EXERCISE DETAILS> All entries should be output exactly as they stand.

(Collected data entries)
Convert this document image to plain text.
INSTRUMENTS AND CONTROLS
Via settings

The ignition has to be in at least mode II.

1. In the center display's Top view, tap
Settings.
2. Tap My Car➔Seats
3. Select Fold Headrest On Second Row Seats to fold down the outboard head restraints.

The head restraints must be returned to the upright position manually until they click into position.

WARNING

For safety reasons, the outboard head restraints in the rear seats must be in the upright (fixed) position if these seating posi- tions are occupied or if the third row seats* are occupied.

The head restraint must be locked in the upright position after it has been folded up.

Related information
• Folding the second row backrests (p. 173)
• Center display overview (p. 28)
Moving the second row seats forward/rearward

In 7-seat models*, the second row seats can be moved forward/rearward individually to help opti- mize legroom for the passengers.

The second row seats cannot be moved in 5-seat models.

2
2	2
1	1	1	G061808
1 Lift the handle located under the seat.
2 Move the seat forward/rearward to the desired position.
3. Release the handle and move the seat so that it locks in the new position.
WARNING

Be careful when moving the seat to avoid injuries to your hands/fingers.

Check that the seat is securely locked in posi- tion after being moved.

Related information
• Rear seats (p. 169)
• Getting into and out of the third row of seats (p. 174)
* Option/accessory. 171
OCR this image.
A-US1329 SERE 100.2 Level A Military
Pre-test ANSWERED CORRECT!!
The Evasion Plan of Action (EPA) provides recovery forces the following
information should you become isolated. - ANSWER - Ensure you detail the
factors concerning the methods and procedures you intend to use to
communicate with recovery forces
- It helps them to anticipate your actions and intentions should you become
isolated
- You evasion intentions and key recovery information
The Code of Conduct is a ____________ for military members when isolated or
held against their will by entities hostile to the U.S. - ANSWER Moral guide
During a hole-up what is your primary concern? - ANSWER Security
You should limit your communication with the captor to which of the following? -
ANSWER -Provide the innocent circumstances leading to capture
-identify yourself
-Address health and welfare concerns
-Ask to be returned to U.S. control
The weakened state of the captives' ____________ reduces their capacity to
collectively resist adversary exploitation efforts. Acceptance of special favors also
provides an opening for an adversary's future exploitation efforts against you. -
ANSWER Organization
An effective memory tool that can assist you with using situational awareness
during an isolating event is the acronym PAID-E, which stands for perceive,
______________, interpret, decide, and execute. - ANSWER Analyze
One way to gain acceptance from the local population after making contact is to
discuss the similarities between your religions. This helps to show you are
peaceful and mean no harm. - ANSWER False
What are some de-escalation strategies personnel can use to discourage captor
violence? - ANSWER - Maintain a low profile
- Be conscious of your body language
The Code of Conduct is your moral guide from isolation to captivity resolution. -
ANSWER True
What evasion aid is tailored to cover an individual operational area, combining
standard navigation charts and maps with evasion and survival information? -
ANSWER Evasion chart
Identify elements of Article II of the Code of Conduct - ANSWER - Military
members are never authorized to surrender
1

CORRECT RESULT>
Convert this document image to plain text.
INSTRUMENTS AND CONTROLS
Via settings

The ignition has to be in at least mode II.

1. In the center display's Top view, tap
Settings.
2. Tap My Car➔Seats
3. Select Fold Headrest On Second Row Seats to fold down the outboard head restraints.

The head restraints must be returned to the upright position manually until they click into position.

WARNING

For safety reasons, the outboard head restraints in the rear seats must be in the upright (fixed) position if these seating posi- tions are occupied or if the third row seats* are occupied.

The head restraint must be locked in the upright position after it has been folded up.

Related information
• Folding the second row backrests (p. 173)
• Center display overview (p. 28)
Moving the second row seats forward/rearward

In 7-seat models*, the second row seats can be moved forward/rearward individually to help opti- mize legroom for the passengers.

The second row seats cannot be moved in 5-seat models.

2
2	2
1	1	1	G061808
1 Lift the handle located under the seat.
2 Move the seat forward/rearward to the desired position.
3. Release the handle and move the seat so that it locks in the new position.
WARNING

Be careful when moving the seat to avoid injuries to your hands/fingers.

Check that the seat is securely locked in posi- tion after being moved.

Related information
• Rear seats (p. 169)
• Getting into and out of the third row of seats (p. 174)
* Option/accessory. 171
OCR this image.
A-US1329 SERE 100.2 Level A Military
Pre-test ANSWERED CORRECT!!
The Evasion Plan of Action (EPA) provides recovery forces the following
information should you become isolated. - ANSWER - Ensure you detail the
factors concerning the methods and procedures you intend to use to
communicate with recovery forces
- It helps them to anticipate your actions and intentions should you become
isolated
- You evasion intentions and key recovery information
The Code of Conduct is a ____________ for military members when isolated or
held against their will by entities hostile to the U.S. - ANSWER Moral guide
During a hole-up what is your primary concern? - ANSWER Security
You should limit your communication with the captor to which of the following? -
ANSWER -Provide the innocent circumstances leading to capture
-identify yourself
-Address health and welfare concerns
-Ask to be returned to U.S. control
The weakened state of the captives' ____________ reduces their capacity to
collectively resist adversary exploitation efforts. Acceptance of special favors also
provides an opening for an adversary's future exploitation efforts against you. -
ANSWER Organization
An effective memory tool that can assist you with using situational awareness
during an isolating event is the acronym PAID-E, which stands for perceive,
______________, interpret, decide, and execute. - ANSWER Analyze
One way to gain acceptance from the local population after making contact is to
discuss the similarities between your religions. This helps to show you are
peaceful and mean no harm. - ANSWER False
What are some de-escalation strategies personnel can use to discourage captor
violence? - ANSWER - Maintain a low profile
- Be conscious of your body language
The Code of Conduct is your moral guide from isolation to captivity resolution. -
ANSWER True
What evasion aid is tailored to cover an individual operational area, combining
standard navigation charts and maps with evasion and survival information? -
ANSWER Evasion chart
Identify elements of Article II of the Code of Conduct - ANSWER - Military
members are never authorized to surrender
1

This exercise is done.